▸ GOAL OF THE EXERCISE:
Select lines where the word "Chicago" appears.

* Begin TASK MATERIAL *

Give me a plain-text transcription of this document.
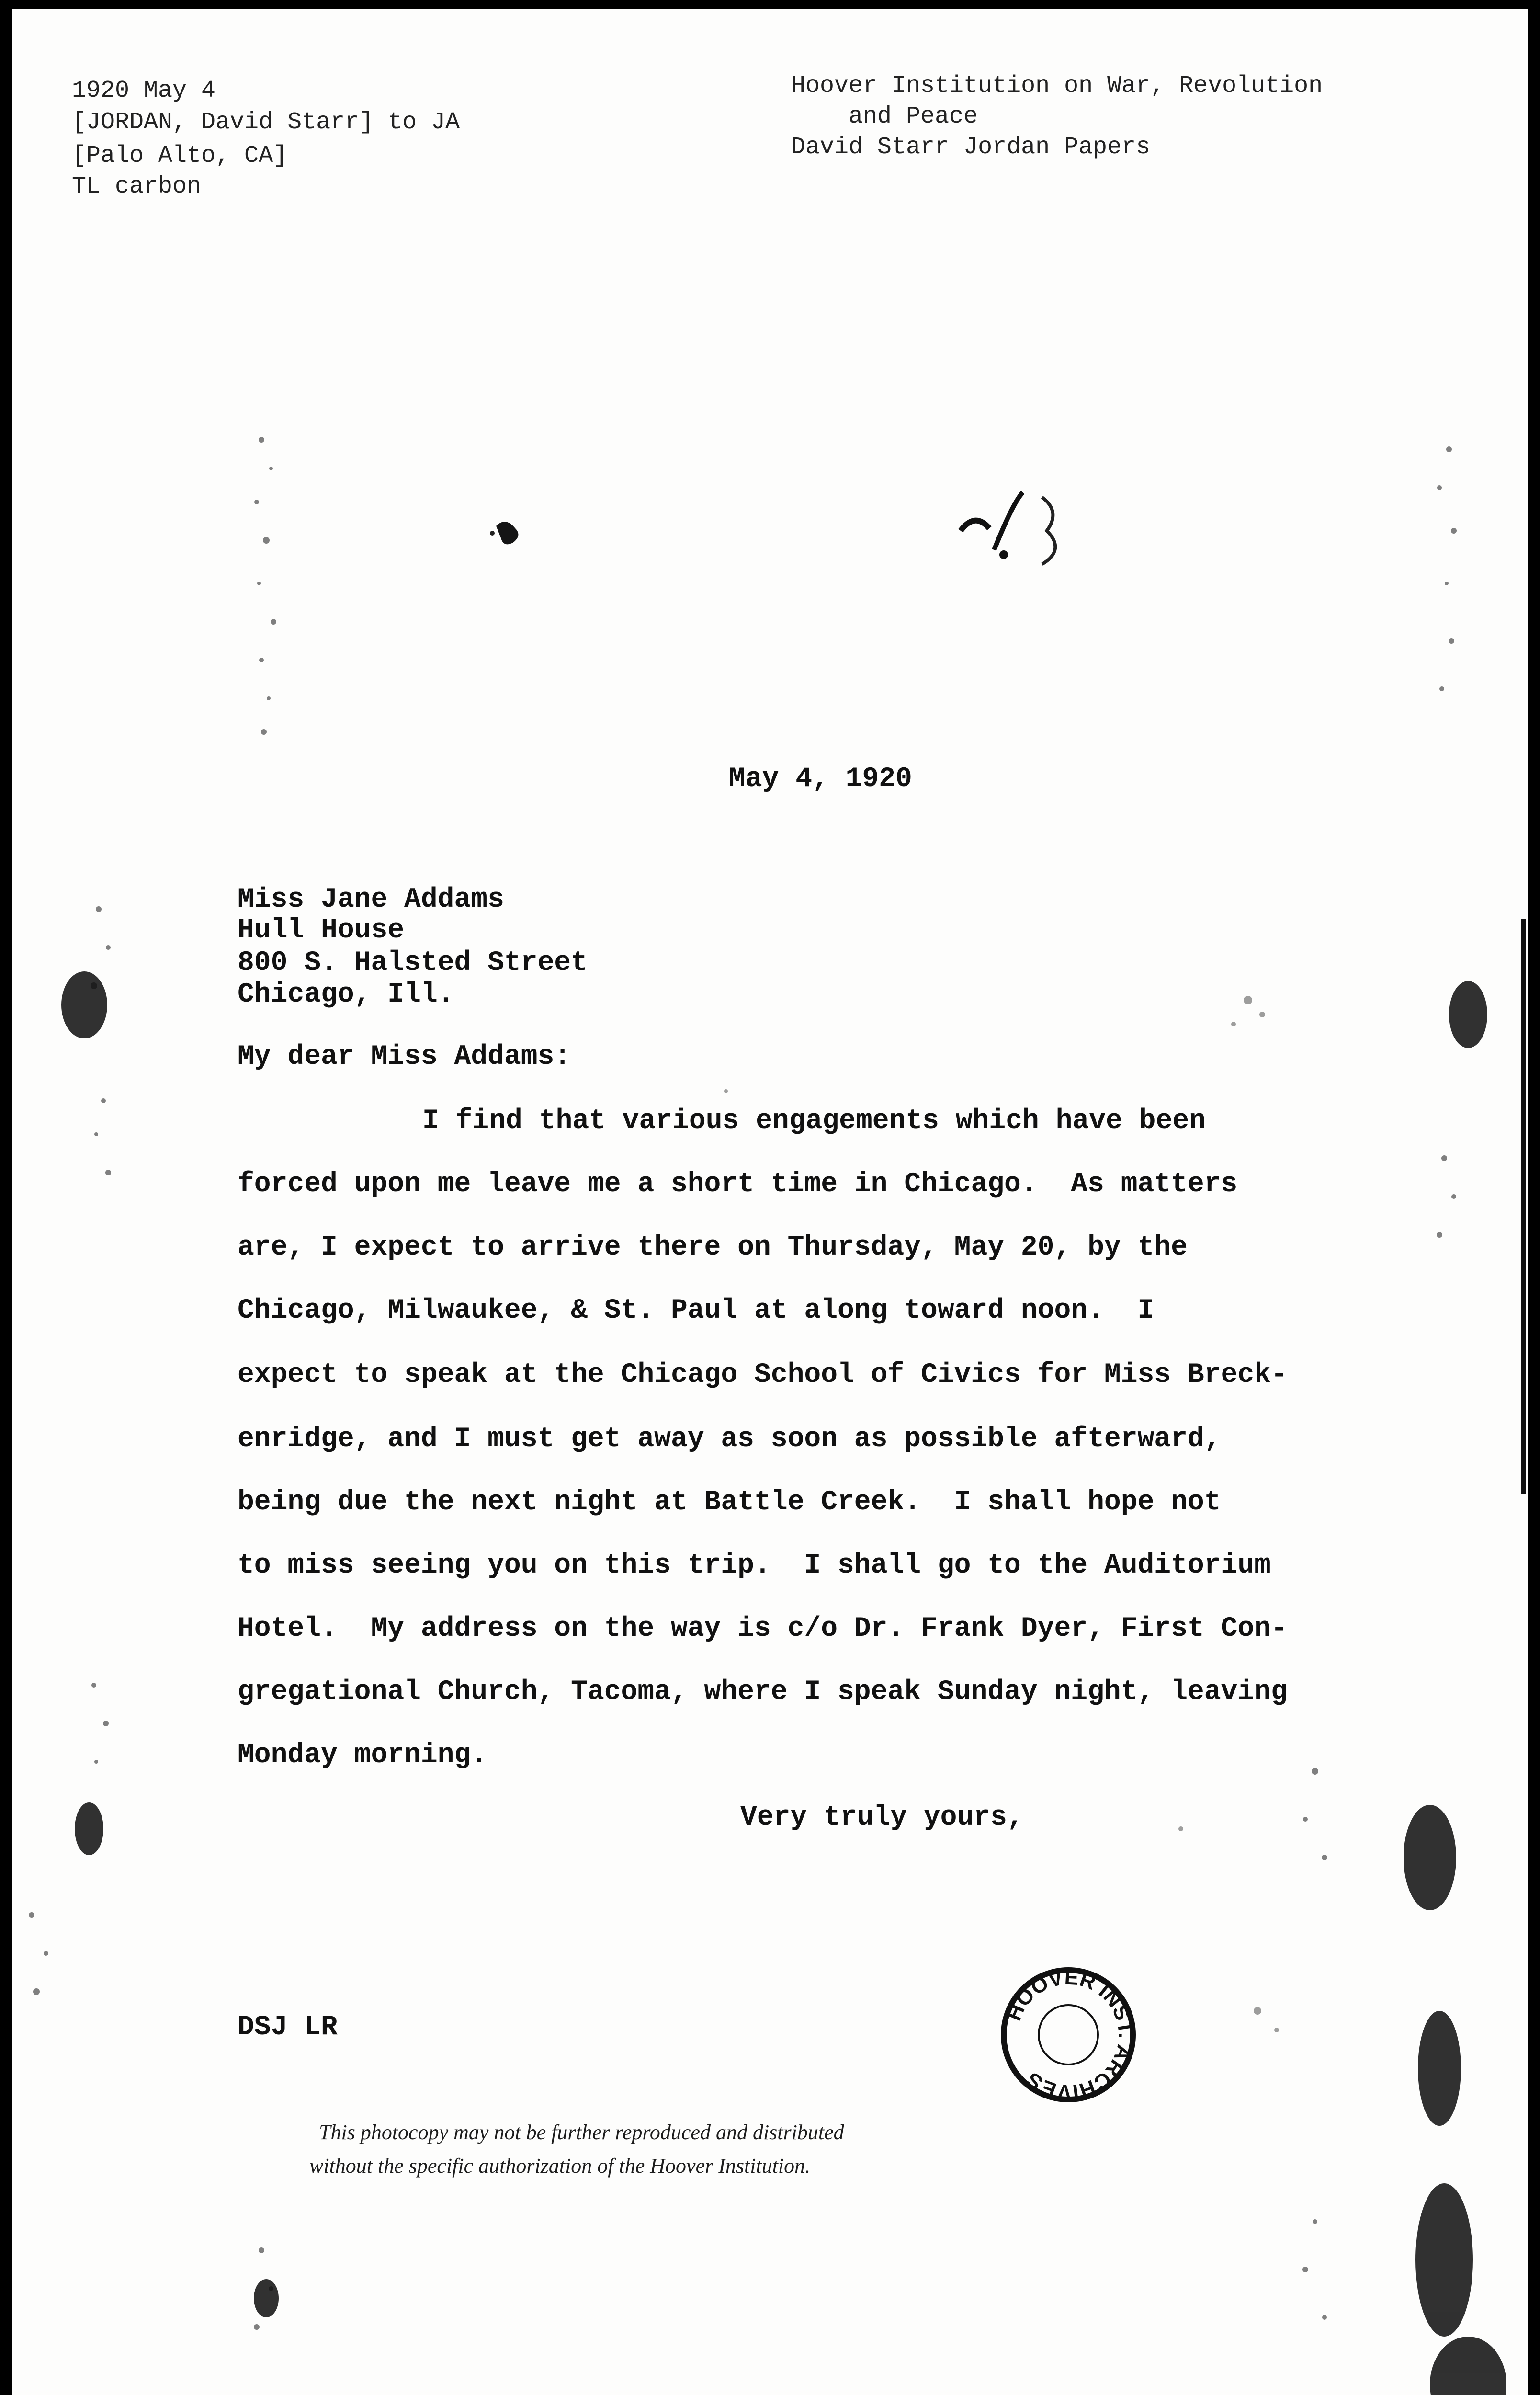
1920 May 4
[JORDAN, David Starr] to JA
[Palo Alto, CA]
TL carbon
Hoover Institution on War, Revolution
and Peace
David Starr Jordan Papers
May 4, 1920
Miss Jane Addams
Hull House
800 S. Halsted Street
Chicago, Ill.
My dear Miss Addams:
I find that various engagements which have been
forced upon me leave me a short time in Chicago.  As matters
are, I expect to arrive there on Thursday, May 20, by the
Chicago, Milwaukee, & St. Paul at along toward noon.  I
expect to speak at the Chicago School of Civics for Miss Breck-
enridge, and I must get away as soon as possible afterward,
being due the next night at Battle Creek.  I shall hope not
to miss seeing you on this trip.  I shall go to the Auditorium
Hotel.  My address on the way is c/o Dr. Frank Dyer, First Con-
gregational Church, Tacoma, where I speak Sunday night, leaving
Monday morning.
Very truly yours,
DSJ LR	HOOVER INST. ARCHIVES
This photocopy may not be further reproduced and distributed
without the specific authorization of the Hoover Institution.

* End TASK MATERIAL *

▸ EXERCISE RESULT:
Chicago, Ill.
forced upon me leave me a short time in Chicago.  As matters
Chicago, Milwaukee, & St. Paul at along toward noon.  I
expect to speak at the Chicago School of Civics for Miss Breck-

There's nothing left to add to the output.